- [WHAT THE EXERCISE ASKS]
Which lines in the records below contain the word "inep"? Copy each of them.
◆ ◆ ◆
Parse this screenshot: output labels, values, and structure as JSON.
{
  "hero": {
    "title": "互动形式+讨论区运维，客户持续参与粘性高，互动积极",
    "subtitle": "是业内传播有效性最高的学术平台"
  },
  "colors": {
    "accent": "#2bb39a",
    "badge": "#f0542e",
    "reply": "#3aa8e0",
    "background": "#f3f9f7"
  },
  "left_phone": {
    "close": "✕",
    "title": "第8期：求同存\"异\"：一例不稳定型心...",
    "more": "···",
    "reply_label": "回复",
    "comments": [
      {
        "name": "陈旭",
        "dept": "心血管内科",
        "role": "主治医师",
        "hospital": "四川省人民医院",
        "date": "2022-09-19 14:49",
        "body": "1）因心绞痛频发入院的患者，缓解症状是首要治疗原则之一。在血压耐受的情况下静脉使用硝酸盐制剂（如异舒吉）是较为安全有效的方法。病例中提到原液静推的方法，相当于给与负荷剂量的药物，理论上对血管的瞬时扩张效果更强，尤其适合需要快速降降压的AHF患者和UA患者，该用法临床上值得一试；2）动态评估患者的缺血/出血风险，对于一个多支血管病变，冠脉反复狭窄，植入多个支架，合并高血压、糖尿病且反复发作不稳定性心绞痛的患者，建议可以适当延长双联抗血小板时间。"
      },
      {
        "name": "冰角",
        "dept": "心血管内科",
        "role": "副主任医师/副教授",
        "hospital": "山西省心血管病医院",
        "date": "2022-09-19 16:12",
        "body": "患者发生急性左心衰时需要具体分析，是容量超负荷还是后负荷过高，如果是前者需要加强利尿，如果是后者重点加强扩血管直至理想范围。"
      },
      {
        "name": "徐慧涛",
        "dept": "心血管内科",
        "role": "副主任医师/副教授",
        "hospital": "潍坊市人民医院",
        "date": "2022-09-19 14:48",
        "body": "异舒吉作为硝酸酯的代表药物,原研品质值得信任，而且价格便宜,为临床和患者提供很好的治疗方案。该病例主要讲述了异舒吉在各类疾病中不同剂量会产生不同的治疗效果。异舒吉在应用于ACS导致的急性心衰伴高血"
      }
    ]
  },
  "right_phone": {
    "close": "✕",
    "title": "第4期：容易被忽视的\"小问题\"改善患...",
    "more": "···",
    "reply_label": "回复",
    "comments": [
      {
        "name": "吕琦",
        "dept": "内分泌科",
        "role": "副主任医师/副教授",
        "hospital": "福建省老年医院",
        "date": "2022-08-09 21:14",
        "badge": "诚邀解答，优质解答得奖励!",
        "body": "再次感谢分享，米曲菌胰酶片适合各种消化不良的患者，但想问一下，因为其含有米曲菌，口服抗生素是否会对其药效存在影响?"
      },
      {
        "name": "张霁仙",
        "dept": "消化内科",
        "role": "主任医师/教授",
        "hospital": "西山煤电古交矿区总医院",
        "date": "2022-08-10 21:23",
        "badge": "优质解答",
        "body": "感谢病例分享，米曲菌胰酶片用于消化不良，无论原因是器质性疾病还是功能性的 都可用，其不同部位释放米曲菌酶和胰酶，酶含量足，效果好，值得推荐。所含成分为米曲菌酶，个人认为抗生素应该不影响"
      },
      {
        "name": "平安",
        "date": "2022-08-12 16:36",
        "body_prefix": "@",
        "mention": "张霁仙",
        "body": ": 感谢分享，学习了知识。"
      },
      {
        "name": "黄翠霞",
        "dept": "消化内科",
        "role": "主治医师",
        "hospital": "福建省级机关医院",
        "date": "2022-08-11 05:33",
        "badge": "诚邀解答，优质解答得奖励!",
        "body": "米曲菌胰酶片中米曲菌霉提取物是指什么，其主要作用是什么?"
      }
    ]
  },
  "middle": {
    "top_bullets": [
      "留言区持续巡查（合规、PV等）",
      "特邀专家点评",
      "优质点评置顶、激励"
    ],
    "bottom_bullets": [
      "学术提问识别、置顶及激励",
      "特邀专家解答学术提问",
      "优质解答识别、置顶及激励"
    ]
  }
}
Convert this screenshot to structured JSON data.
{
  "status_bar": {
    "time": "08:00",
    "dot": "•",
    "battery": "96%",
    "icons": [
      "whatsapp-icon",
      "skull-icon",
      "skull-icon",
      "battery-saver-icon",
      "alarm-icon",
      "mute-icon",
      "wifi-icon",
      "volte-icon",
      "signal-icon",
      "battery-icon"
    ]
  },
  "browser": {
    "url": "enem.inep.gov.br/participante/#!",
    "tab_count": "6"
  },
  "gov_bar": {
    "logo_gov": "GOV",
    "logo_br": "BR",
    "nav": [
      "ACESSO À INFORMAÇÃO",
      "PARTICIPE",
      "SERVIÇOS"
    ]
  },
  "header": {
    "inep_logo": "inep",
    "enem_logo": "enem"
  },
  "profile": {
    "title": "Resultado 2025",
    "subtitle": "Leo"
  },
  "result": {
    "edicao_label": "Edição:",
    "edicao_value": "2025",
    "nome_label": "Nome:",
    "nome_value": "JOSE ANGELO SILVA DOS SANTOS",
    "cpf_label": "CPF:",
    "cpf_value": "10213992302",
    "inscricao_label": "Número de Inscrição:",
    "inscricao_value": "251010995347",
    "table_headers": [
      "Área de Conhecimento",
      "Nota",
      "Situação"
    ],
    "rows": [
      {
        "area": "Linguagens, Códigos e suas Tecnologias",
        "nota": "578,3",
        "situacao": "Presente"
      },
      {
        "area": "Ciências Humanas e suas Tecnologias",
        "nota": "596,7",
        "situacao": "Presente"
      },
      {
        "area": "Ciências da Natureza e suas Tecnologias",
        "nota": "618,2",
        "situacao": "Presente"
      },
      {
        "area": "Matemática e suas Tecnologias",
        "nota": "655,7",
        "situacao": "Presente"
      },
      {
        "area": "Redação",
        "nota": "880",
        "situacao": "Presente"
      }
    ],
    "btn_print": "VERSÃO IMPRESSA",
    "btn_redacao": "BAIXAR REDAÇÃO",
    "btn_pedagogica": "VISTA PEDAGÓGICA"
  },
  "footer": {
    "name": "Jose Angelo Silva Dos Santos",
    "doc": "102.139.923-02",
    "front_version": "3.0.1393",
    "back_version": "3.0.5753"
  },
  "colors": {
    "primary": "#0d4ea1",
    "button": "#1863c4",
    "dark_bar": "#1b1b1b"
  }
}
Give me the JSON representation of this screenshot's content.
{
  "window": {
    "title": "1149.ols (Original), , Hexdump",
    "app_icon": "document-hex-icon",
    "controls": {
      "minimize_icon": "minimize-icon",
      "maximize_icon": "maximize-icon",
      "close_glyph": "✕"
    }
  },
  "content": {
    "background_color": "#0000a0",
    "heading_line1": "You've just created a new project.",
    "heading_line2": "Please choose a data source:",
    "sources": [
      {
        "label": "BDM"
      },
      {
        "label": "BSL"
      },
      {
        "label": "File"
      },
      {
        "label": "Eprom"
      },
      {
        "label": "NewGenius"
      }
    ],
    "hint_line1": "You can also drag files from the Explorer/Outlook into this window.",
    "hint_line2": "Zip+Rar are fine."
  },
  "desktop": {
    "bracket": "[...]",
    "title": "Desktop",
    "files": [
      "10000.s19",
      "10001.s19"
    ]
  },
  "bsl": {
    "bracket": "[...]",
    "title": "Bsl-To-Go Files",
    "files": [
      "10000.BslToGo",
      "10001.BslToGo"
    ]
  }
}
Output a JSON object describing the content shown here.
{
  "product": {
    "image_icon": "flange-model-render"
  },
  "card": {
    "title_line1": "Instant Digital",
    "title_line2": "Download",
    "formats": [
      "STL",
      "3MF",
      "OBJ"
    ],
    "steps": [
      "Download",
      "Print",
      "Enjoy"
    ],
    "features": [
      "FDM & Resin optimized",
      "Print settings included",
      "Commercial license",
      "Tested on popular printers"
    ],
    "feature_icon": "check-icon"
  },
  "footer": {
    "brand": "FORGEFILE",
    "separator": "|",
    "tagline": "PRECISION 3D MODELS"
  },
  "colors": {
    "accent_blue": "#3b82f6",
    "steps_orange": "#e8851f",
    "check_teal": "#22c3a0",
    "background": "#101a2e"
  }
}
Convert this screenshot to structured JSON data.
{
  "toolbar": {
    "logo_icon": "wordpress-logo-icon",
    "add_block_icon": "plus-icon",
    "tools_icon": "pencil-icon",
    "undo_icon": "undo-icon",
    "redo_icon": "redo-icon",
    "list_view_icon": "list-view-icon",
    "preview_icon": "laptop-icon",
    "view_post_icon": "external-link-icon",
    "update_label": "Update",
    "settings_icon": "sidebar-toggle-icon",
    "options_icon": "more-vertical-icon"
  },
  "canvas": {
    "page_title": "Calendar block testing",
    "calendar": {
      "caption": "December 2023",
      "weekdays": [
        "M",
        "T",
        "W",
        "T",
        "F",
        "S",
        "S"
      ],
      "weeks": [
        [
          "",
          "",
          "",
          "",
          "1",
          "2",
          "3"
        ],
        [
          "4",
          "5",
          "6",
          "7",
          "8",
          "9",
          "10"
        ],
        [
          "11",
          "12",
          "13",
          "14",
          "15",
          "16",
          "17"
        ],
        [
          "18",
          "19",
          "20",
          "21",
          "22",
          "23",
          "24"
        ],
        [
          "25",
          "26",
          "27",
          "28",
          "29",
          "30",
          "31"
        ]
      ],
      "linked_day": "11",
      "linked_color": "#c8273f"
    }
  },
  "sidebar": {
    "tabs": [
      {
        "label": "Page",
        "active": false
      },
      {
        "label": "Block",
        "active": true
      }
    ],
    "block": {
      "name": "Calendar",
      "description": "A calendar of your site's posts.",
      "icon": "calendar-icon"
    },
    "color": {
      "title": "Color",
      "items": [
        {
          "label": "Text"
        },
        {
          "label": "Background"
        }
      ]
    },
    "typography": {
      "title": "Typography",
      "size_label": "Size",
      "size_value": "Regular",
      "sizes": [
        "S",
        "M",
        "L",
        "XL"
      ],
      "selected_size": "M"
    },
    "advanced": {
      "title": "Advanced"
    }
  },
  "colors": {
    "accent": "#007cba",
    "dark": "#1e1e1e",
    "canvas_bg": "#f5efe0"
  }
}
◆ ◆ ◆
- [EXERCISE ANSWER]
    "url": "enem.inep.gov.br/participante/#!",
    "inep_logo": "inep",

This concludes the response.